Rows from a dataset
..........

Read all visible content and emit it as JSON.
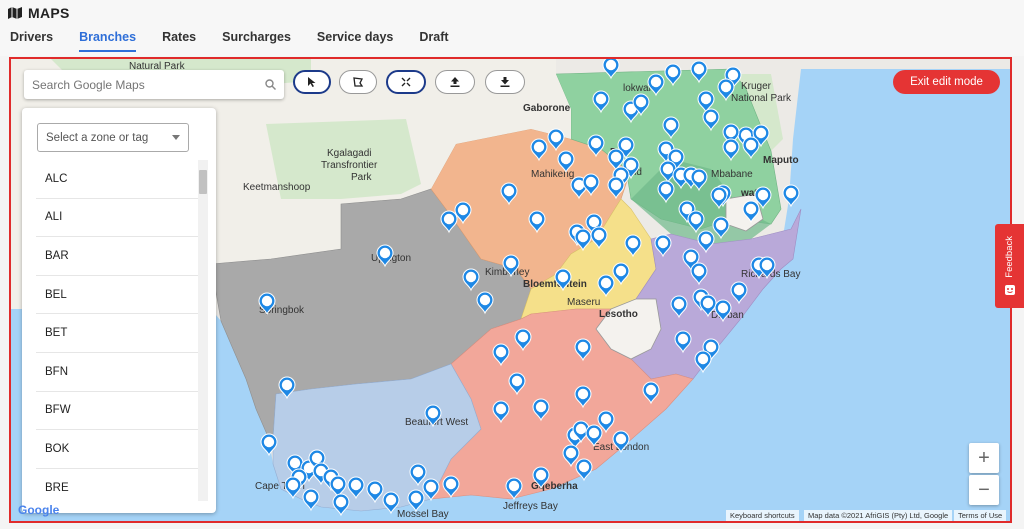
{
  "app": {
    "title": "MAPS",
    "icon": "map-icon"
  },
  "tabs": [
    {
      "label": "Drivers",
      "active": false
    },
    {
      "label": "Branches",
      "active": true
    },
    {
      "label": "Rates",
      "active": false
    },
    {
      "label": "Surcharges",
      "active": false
    },
    {
      "label": "Service days",
      "active": false
    },
    {
      "label": "Draft",
      "active": false
    }
  ],
  "search": {
    "placeholder": "Search Google Maps",
    "value": "",
    "icon": "search-icon"
  },
  "toolbar": {
    "tools": [
      {
        "name": "select-tool",
        "icon": "cursor-icon",
        "glyph": "➤"
      },
      {
        "name": "draw-tool",
        "icon": "polygon-icon",
        "glyph": "⌗"
      },
      {
        "name": "split-tool",
        "icon": "split-icon",
        "glyph": "✂"
      },
      {
        "name": "upload-tool",
        "icon": "upload-icon",
        "glyph": "⬆"
      },
      {
        "name": "download-tool",
        "icon": "download-icon",
        "glyph": "⬇"
      }
    ],
    "exit_label": "Exit edit mode"
  },
  "zone_panel": {
    "select_placeholder": "Select a zone or tag",
    "items": [
      "ALC",
      "ALI",
      "BAR",
      "BEL",
      "BET",
      "BFN",
      "BFW",
      "BOK",
      "BRE"
    ]
  },
  "map_labels": {
    "natural_park": "Natural Park",
    "gaborone": "Gaborone",
    "polokwane": "Polokwane",
    "polokwane_short": "lokwane",
    "kruger": "Kruger",
    "national_park": "National Park",
    "maputo": "Maputo",
    "mbabane": "Mbabane",
    "eswatini": "Eswatini",
    "eswatini_short": "watini",
    "pretoria": "Pretoria",
    "pretoria_short": "P",
    "mahikeng": "Mahikeng",
    "kgalagadi_1": "Kgalagadi",
    "kgalagadi_2": "Transfrontier",
    "kgalagadi_3": "Park",
    "keetmanshoop": "Keetmanshoop",
    "upington": "Upington",
    "kimberley": "Kimberley",
    "bloemfontein": "Bloemfontein",
    "maseru": "Maseru",
    "lesotho": "Lesotho",
    "richards_bay": "Richards Bay",
    "durban": "Durban",
    "springbok": "Springbok",
    "beaufort_west": "Beaufort West",
    "east_london": "East London",
    "cape_town": "Cape Town",
    "mossel_bay": "Mossel Bay",
    "gqeberha": "Gqeberha",
    "jeffreys_bay": "Jeffreys Bay",
    "land": "land"
  },
  "attribution": {
    "shortcuts": "Keyboard shortcuts",
    "map_data": "Map data ©2021 AfriGIS (Pty) Ltd, Google",
    "terms": "Terms of Use",
    "google": "Google"
  },
  "zoom": {
    "in": "+",
    "out": "−"
  },
  "feedback": {
    "label": "Feedback"
  },
  "colors": {
    "accent": "#2f6fd8",
    "exit_button": "#e53434",
    "pin": "#1e88e5",
    "zone_grey": "#a9a9a9",
    "zone_orange": "#f2b58e",
    "zone_green": "#8fd1a0",
    "zone_yellow": "#f5e08a",
    "zone_purple": "#b9a9d9",
    "zone_red": "#f2a79a",
    "zone_blue": "#b7cde8",
    "sea": "#a5d3f7"
  }
}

..........

Take the data above and repeat it exactly, leaving each picture out.

Read all visible content and emit it as JSON.
{
  "app": {
    "title": "MAPS",
    "icon": "map-icon"
  },
  "tabs": [
    {
      "label": "Drivers",
      "active": false
    },
    {
      "label": "Branches",
      "active": true
    },
    {
      "label": "Rates",
      "active": false
    },
    {
      "label": "Surcharges",
      "active": false
    },
    {
      "label": "Service days",
      "active": false
    },
    {
      "label": "Draft",
      "active": false
    }
  ],
  "search": {
    "placeholder": "Search Google Maps",
    "value": "",
    "icon": "search-icon"
  },
  "toolbar": {
    "tools": [
      {
        "name": "select-tool",
        "icon": "cursor-icon",
        "glyph": "➤"
      },
      {
        "name": "draw-tool",
        "icon": "polygon-icon",
        "glyph": "⌗"
      },
      {
        "name": "split-tool",
        "icon": "split-icon",
        "glyph": "✂"
      },
      {
        "name": "upload-tool",
        "icon": "upload-icon",
        "glyph": "⬆"
      },
      {
        "name": "download-tool",
        "icon": "download-icon",
        "glyph": "⬇"
      }
    ],
    "exit_label": "Exit edit mode"
  },
  "zone_panel": {
    "select_placeholder": "Select a zone or tag",
    "items": [
      "ALC",
      "ALI",
      "BAR",
      "BEL",
      "BET",
      "BFN",
      "BFW",
      "BOK",
      "BRE"
    ]
  },
  "map_labels": {
    "natural_park": "Natural Park",
    "gaborone": "Gaborone",
    "polokwane": "Polokwane",
    "polokwane_short": "lokwane",
    "kruger": "Kruger",
    "national_park": "National Park",
    "maputo": "Maputo",
    "mbabane": "Mbabane",
    "eswatini": "Eswatini",
    "eswatini_short": "watini",
    "pretoria": "Pretoria",
    "pretoria_short": "P",
    "mahikeng": "Mahikeng",
    "kgalagadi_1": "Kgalagadi",
    "kgalagadi_2": "Transfrontier",
    "kgalagadi_3": "Park",
    "keetmanshoop": "Keetmanshoop",
    "upington": "Upington",
    "kimberley": "Kimberley",
    "bloemfontein": "Bloemfontein",
    "maseru": "Maseru",
    "lesotho": "Lesotho",
    "richards_bay": "Richards Bay",
    "durban": "Durban",
    "springbok": "Springbok",
    "beaufort_west": "Beaufort West",
    "east_london": "East London",
    "cape_town": "Cape Town",
    "mossel_bay": "Mossel Bay",
    "gqeberha": "Gqeberha",
    "jeffreys_bay": "Jeffreys Bay",
    "land": "land"
  },
  "attribution": {
    "shortcuts": "Keyboard shortcuts",
    "map_data": "Map data ©2021 AfriGIS (Pty) Ltd, Google",
    "terms": "Terms of Use",
    "google": "Google"
  },
  "zoom": {
    "in": "+",
    "out": "−"
  },
  "feedback": {
    "label": "Feedback"
  },
  "colors": {
    "accent": "#2f6fd8",
    "exit_button": "#e53434",
    "pin": "#1e88e5",
    "zone_grey": "#a9a9a9",
    "zone_orange": "#f2b58e",
    "zone_green": "#8fd1a0",
    "zone_yellow": "#f5e08a",
    "zone_purple": "#b9a9d9",
    "zone_red": "#f2a79a",
    "zone_blue": "#b7cde8",
    "sea": "#a5d3f7"
  }
}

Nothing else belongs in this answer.